» TASK BRIEF:
Could you write out every record below exactly, leaving out any pictures?

····················

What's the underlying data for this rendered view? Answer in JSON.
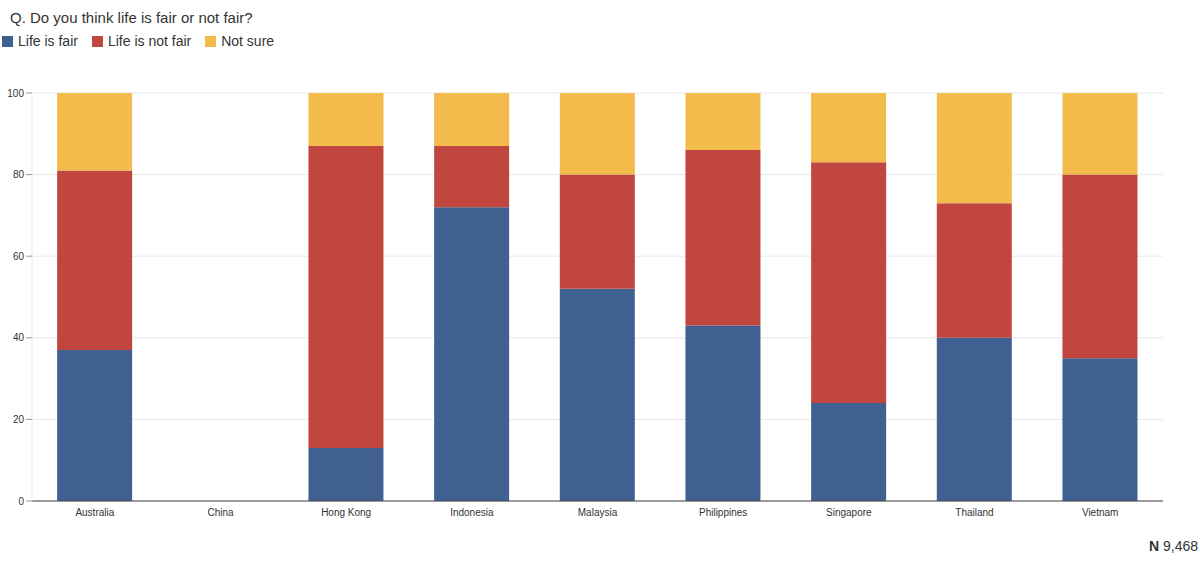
{
  "chart_data": {
    "type": "bar",
    "title": "Q. Do you think life is fair or not fair?",
    "categories": [
      "Australia",
      "China",
      "Hong Kong",
      "Indonesia",
      "Malaysia",
      "Philippines",
      "Singapore",
      "Thailand",
      "Vietnam"
    ],
    "series": [
      {
        "name": "Life is fair",
        "color": "#3f6090",
        "values": [
          37,
          null,
          13,
          72,
          52,
          43,
          24,
          40,
          35
        ]
      },
      {
        "name": "Life is not fair",
        "color": "#c0463f",
        "values": [
          44,
          null,
          74,
          15,
          28,
          43,
          59,
          33,
          45
        ]
      },
      {
        "name": "Not sure",
        "color": "#f2bb4b",
        "values": [
          19,
          null,
          13,
          13,
          20,
          14,
          17,
          27,
          20
        ]
      }
    ],
    "ylim": [
      0,
      100
    ],
    "yticks": [
      0,
      20,
      40,
      60,
      80,
      100
    ],
    "grid": true,
    "stacked": true,
    "legend": "top-left",
    "data_labels": false,
    "annotation": "N 9,468"
  }
}
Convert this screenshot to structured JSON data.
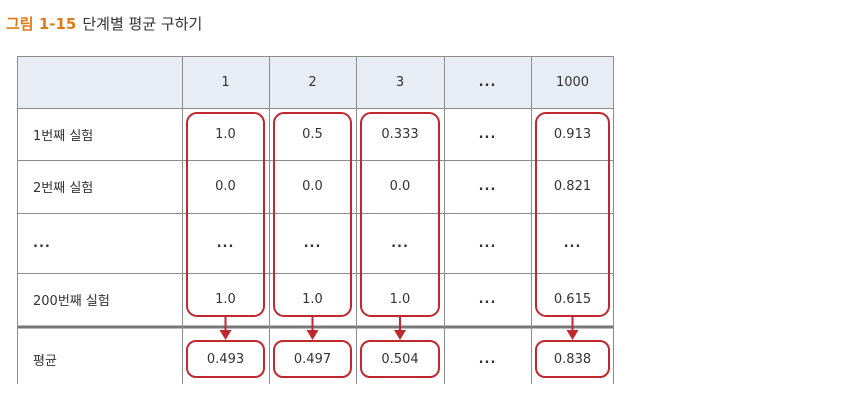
{
  "caption": {
    "number": "그림 1-15",
    "title": "단계별 평균 구하기"
  },
  "table": {
    "columns": [
      "",
      "1",
      "2",
      "3",
      "...",
      "1000"
    ],
    "rows": [
      [
        "1번째 실험",
        "1.0",
        "0.5",
        "0.333",
        "...",
        "0.913"
      ],
      [
        "2번째 실험",
        "0.0",
        "0.0",
        "0.0",
        "...",
        "0.821"
      ],
      [
        "...",
        "...",
        "...",
        "...",
        "...",
        "..."
      ],
      [
        "200번째 실험",
        "1.0",
        "1.0",
        "1.0",
        "...",
        "0.615"
      ]
    ],
    "average_row": [
      "평균",
      "0.493",
      "0.497",
      "0.504",
      "...",
      "0.838"
    ]
  },
  "colors": {
    "accent": "#e07b1a",
    "highlight": "#c0282f",
    "header_bg": "#e8edf5",
    "grid": "#8d8d8d"
  }
}
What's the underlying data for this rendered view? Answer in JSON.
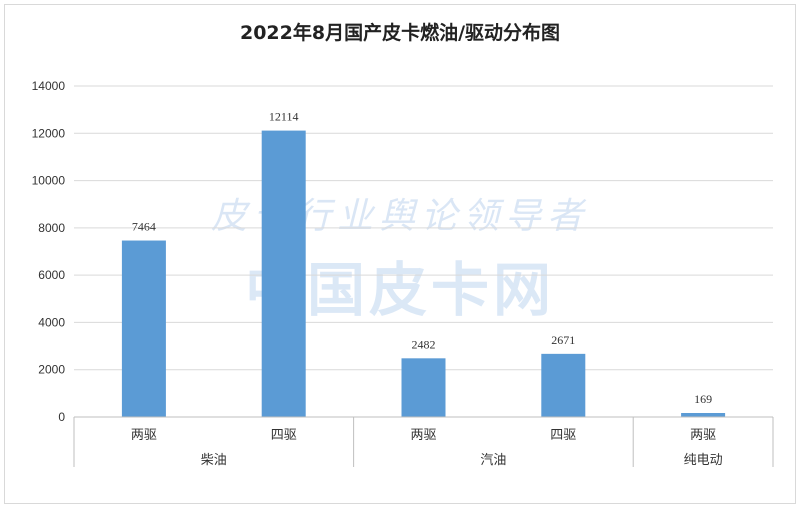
{
  "chart_data": {
    "type": "bar",
    "title": "2022年8月国产皮卡燃油/驱动分布图",
    "categories": [
      "两驱",
      "四驱",
      "两驱",
      "四驱",
      "两驱"
    ],
    "groups": [
      {
        "label": "柴油",
        "span": 2
      },
      {
        "label": "汽油",
        "span": 2
      },
      {
        "label": "纯电动",
        "span": 1
      }
    ],
    "values": [
      7464,
      12114,
      2482,
      2671,
      169
    ],
    "ylim": [
      0,
      14000
    ],
    "yticks": [
      0,
      2000,
      4000,
      6000,
      8000,
      10000,
      12000,
      14000
    ],
    "grid": true,
    "bar_color": "#5b9bd5",
    "watermark": {
      "line1": "皮卡行业舆论领导者",
      "line2": "中国皮卡网"
    }
  }
}
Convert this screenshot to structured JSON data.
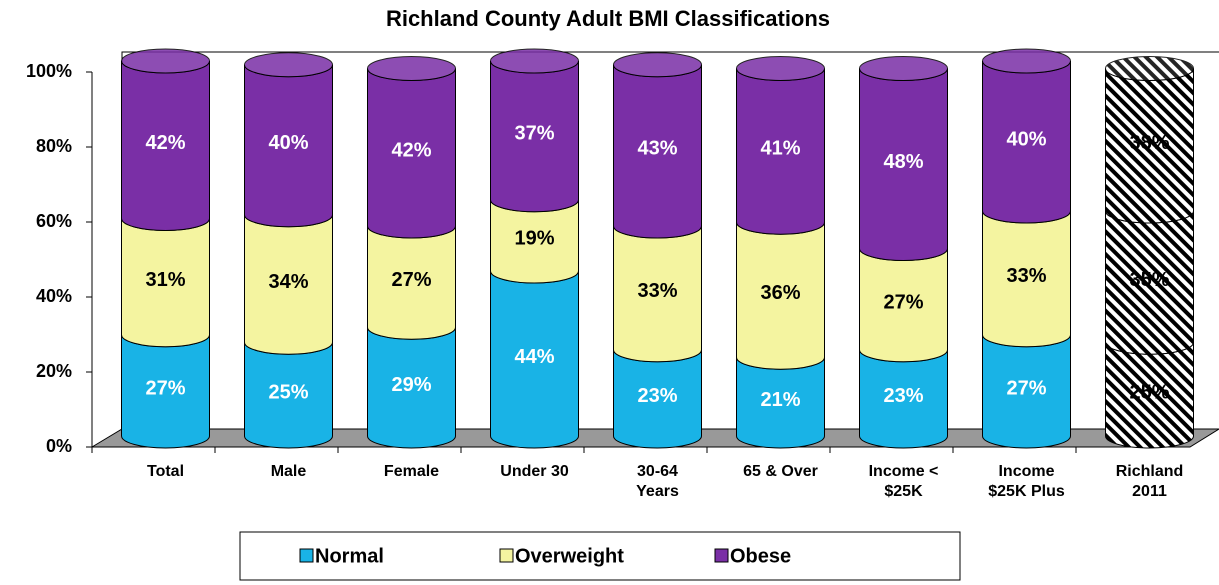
{
  "chart_data": {
    "type": "stacked_cylinder",
    "title": "Richland County Adult BMI Classifications",
    "categories": [
      "Total",
      "Male",
      "Female",
      "Under 30",
      "30-64\nYears",
      "65 & Over",
      "Income <\n$25K",
      "Income\n$25K Plus",
      "Richland\n2011"
    ],
    "series": [
      {
        "name": "Normal",
        "color": "#19b3e6",
        "values": [
          27,
          25,
          29,
          44,
          23,
          21,
          23,
          27,
          25
        ],
        "value_labels": [
          "27%",
          "25%",
          "29%",
          "44%",
          "23%",
          "21%",
          "23%",
          "27%",
          "25%"
        ]
      },
      {
        "name": "Overweight",
        "color": "#f4f4a0",
        "values": [
          31,
          34,
          27,
          19,
          33,
          36,
          27,
          33,
          35
        ],
        "value_labels": [
          "31%",
          "34%",
          "27%",
          "19%",
          "33%",
          "36%",
          "27%",
          "33%",
          "35%"
        ]
      },
      {
        "name": "Obese",
        "color": "#7a2fa6",
        "values": [
          42,
          40,
          42,
          37,
          43,
          41,
          48,
          40,
          38
        ],
        "value_labels": [
          "42%",
          "40%",
          "42%",
          "37%",
          "43%",
          "41%",
          "48%",
          "40%",
          "38%"
        ]
      }
    ],
    "ylim": [
      0,
      100
    ],
    "yticks": [
      {
        "value": 0,
        "label": "0%"
      },
      {
        "value": 20,
        "label": "20%"
      },
      {
        "value": 40,
        "label": "40%"
      },
      {
        "value": 60,
        "label": "60%"
      },
      {
        "value": 80,
        "label": "80%"
      },
      {
        "value": 100,
        "label": "100%"
      }
    ],
    "legend": "bottom"
  }
}
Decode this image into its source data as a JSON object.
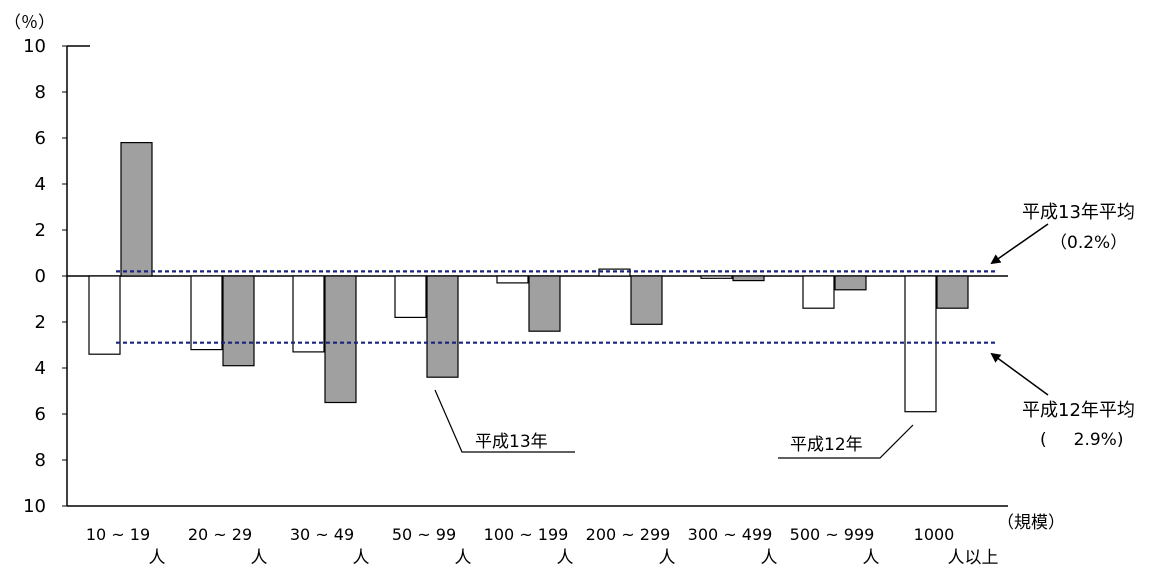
{
  "chart_data": {
    "type": "bar",
    "y_unit_label": "（％）",
    "x_unit_label": "（規模）",
    "ylim": [
      -10,
      10
    ],
    "y_ticks": [
      10,
      8,
      6,
      4,
      2,
      0,
      -2,
      -4,
      -6,
      -8,
      -10
    ],
    "y_tick_labels": [
      "10",
      "8",
      "6",
      "4",
      "2",
      "0",
      "2",
      "4",
      "6",
      "8",
      "10"
    ],
    "categories": [
      {
        "line1": "10 ~ 19",
        "line2": "人"
      },
      {
        "line1": "20 ~ 29",
        "line2": "人"
      },
      {
        "line1": "30 ~ 49",
        "line2": "人"
      },
      {
        "line1": "50 ~ 99",
        "line2": "人"
      },
      {
        "line1": "100 ~ 199",
        "line2": "人"
      },
      {
        "line1": "200 ~ 299",
        "line2": "人"
      },
      {
        "line1": "300 ~ 499",
        "line2": "人"
      },
      {
        "line1": "500 ~ 999",
        "line2": "人"
      },
      {
        "line1": "1000",
        "line2": "人以上"
      }
    ],
    "series": [
      {
        "name": "平成12年",
        "color": "#ffffff",
        "values": [
          -3.4,
          -3.2,
          -3.3,
          -1.8,
          -0.3,
          0.3,
          -0.1,
          -1.4,
          -5.9
        ]
      },
      {
        "name": "平成13年",
        "color": "#a0a0a0",
        "values": [
          5.8,
          -3.9,
          -5.5,
          -4.4,
          -2.4,
          -2.1,
          -0.2,
          -0.6,
          -1.4
        ]
      }
    ],
    "reference_lines": [
      {
        "value": 0.2,
        "color": "#1a237e",
        "label_line1": "平成13年平均",
        "label_line2": "（0.2%）"
      },
      {
        "value": -2.9,
        "color": "#1a237e",
        "label_line1": "平成12年平均",
        "label_line2": "(     2.9%)"
      }
    ],
    "series_callouts": [
      {
        "text": "平成13年"
      },
      {
        "text": "平成12年"
      }
    ],
    "grid": false,
    "legend": "callouts"
  }
}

····················

» FULL RESPONSE:
What's the underlying data for this rendered view? Answer in JSON.
{
  "chart_data": {
    "type": "bar",
    "title": "Q. Do you think life is fair or not fair?",
    "categories": [
      "Australia",
      "China",
      "Hong Kong",
      "Indonesia",
      "Malaysia",
      "Philippines",
      "Singapore",
      "Thailand",
      "Vietnam"
    ],
    "series": [
      {
        "name": "Life is fair",
        "color": "#3f6090",
        "values": [
          37,
          null,
          13,
          72,
          52,
          43,
          24,
          40,
          35
        ]
      },
      {
        "name": "Life is not fair",
        "color": "#c0463f",
        "values": [
          44,
          null,
          74,
          15,
          28,
          43,
          59,
          33,
          45
        ]
      },
      {
        "name": "Not sure",
        "color": "#f2bb4b",
        "values": [
          19,
          null,
          13,
          13,
          20,
          14,
          17,
          27,
          20
        ]
      }
    ],
    "ylim": [
      0,
      100
    ],
    "yticks": [
      0,
      20,
      40,
      60,
      80,
      100
    ],
    "grid": true,
    "stacked": true,
    "legend": "top-left",
    "data_labels": false,
    "annotation": "N 9,468"
  }
}
Convert this screenshot to structured JSON data.
{
  "caption": {
    "number": "그림 1-15",
    "title": "단계별 평균 구하기"
  },
  "table": {
    "columns": [
      "",
      "1",
      "2",
      "3",
      "...",
      "1000"
    ],
    "rows": [
      [
        "1번째 실험",
        "1.0",
        "0.5",
        "0.333",
        "...",
        "0.913"
      ],
      [
        "2번째 실험",
        "0.0",
        "0.0",
        "0.0",
        "...",
        "0.821"
      ],
      [
        "...",
        "...",
        "...",
        "...",
        "...",
        "..."
      ],
      [
        "200번째 실험",
        "1.0",
        "1.0",
        "1.0",
        "...",
        "0.615"
      ]
    ],
    "average_row": [
      "평균",
      "0.493",
      "0.497",
      "0.504",
      "...",
      "0.838"
    ]
  },
  "colors": {
    "accent": "#e07b1a",
    "highlight": "#c0282f",
    "header_bg": "#e8edf5",
    "grid": "#8d8d8d"
  }
}
What's the underlying data for this rendered view? Answer in JSON.
{
  "chart_data": {
    "type": "bar",
    "title": "2022年8月国产皮卡燃油/驱动分布图",
    "categories": [
      "两驱",
      "四驱",
      "两驱",
      "四驱",
      "两驱"
    ],
    "groups": [
      {
        "label": "柴油",
        "span": 2
      },
      {
        "label": "汽油",
        "span": 2
      },
      {
        "label": "纯电动",
        "span": 1
      }
    ],
    "values": [
      7464,
      12114,
      2482,
      2671,
      169
    ],
    "ylim": [
      0,
      14000
    ],
    "yticks": [
      0,
      2000,
      4000,
      6000,
      8000,
      10000,
      12000,
      14000
    ],
    "grid": true,
    "bar_color": "#5b9bd5",
    "watermark": {
      "line1": "皮卡行业舆论领导者",
      "line2": "中国皮卡网"
    }
  }
}
Convert this screenshot to structured JSON data.
{
  "chart_data": {
    "type": "stacked_cylinder",
    "title": "Richland County Adult BMI Classifications",
    "categories": [
      "Total",
      "Male",
      "Female",
      "Under 30",
      "30-64\nYears",
      "65 & Over",
      "Income <\n$25K",
      "Income\n$25K Plus",
      "Richland\n2011"
    ],
    "series": [
      {
        "name": "Normal",
        "color": "#19b3e6",
        "values": [
          27,
          25,
          29,
          44,
          23,
          21,
          23,
          27,
          25
        ],
        "value_labels": [
          "27%",
          "25%",
          "29%",
          "44%",
          "23%",
          "21%",
          "23%",
          "27%",
          "25%"
        ]
      },
      {
        "name": "Overweight",
        "color": "#f4f4a0",
        "values": [
          31,
          34,
          27,
          19,
          33,
          36,
          27,
          33,
          35
        ],
        "value_labels": [
          "31%",
          "34%",
          "27%",
          "19%",
          "33%",
          "36%",
          "27%",
          "33%",
          "35%"
        ]
      },
      {
        "name": "Obese",
        "color": "#7a2fa6",
        "values": [
          42,
          40,
          42,
          37,
          43,
          41,
          48,
          40,
          38
        ],
        "value_labels": [
          "42%",
          "40%",
          "42%",
          "37%",
          "43%",
          "41%",
          "48%",
          "40%",
          "38%"
        ]
      }
    ],
    "ylim": [
      0,
      100
    ],
    "yticks": [
      {
        "value": 0,
        "label": "0%"
      },
      {
        "value": 20,
        "label": "20%"
      },
      {
        "value": 40,
        "label": "40%"
      },
      {
        "value": 60,
        "label": "60%"
      },
      {
        "value": 80,
        "label": "80%"
      },
      {
        "value": 100,
        "label": "100%"
      }
    ],
    "legend": "bottom"
  }
}
Decode this image into its source data as a JSON object.
{
  "chart_data": {
    "type": "bar",
    "y_unit_label": "（％）",
    "x_unit_label": "（規模）",
    "ylim": [
      -10,
      10
    ],
    "y_ticks": [
      10,
      8,
      6,
      4,
      2,
      0,
      -2,
      -4,
      -6,
      -8,
      -10
    ],
    "y_tick_labels": [
      "10",
      "8",
      "6",
      "4",
      "2",
      "0",
      "2",
      "4",
      "6",
      "8",
      "10"
    ],
    "categories": [
      {
        "line1": "10 ~ 19",
        "line2": "人"
      },
      {
        "line1": "20 ~ 29",
        "line2": "人"
      },
      {
        "line1": "30 ~ 49",
        "line2": "人"
      },
      {
        "line1": "50 ~ 99",
        "line2": "人"
      },
      {
        "line1": "100 ~ 199",
        "line2": "人"
      },
      {
        "line1": "200 ~ 299",
        "line2": "人"
      },
      {
        "line1": "300 ~ 499",
        "line2": "人"
      },
      {
        "line1": "500 ~ 999",
        "line2": "人"
      },
      {
        "line1": "1000",
        "line2": "人以上"
      }
    ],
    "series": [
      {
        "name": "平成12年",
        "color": "#ffffff",
        "values": [
          -3.4,
          -3.2,
          -3.3,
          -1.8,
          -0.3,
          0.3,
          -0.1,
          -1.4,
          -5.9
        ]
      },
      {
        "name": "平成13年",
        "color": "#a0a0a0",
        "values": [
          5.8,
          -3.9,
          -5.5,
          -4.4,
          -2.4,
          -2.1,
          -0.2,
          -0.6,
          -1.4
        ]
      }
    ],
    "reference_lines": [
      {
        "value": 0.2,
        "color": "#1a237e",
        "label_line1": "平成13年平均",
        "label_line2": "（0.2%）"
      },
      {
        "value": -2.9,
        "color": "#1a237e",
        "label_line1": "平成12年平均",
        "label_line2": "(     2.9%)"
      }
    ],
    "series_callouts": [
      {
        "text": "平成13年"
      },
      {
        "text": "平成12年"
      }
    ],
    "grid": false,
    "legend": "callouts"
  }
}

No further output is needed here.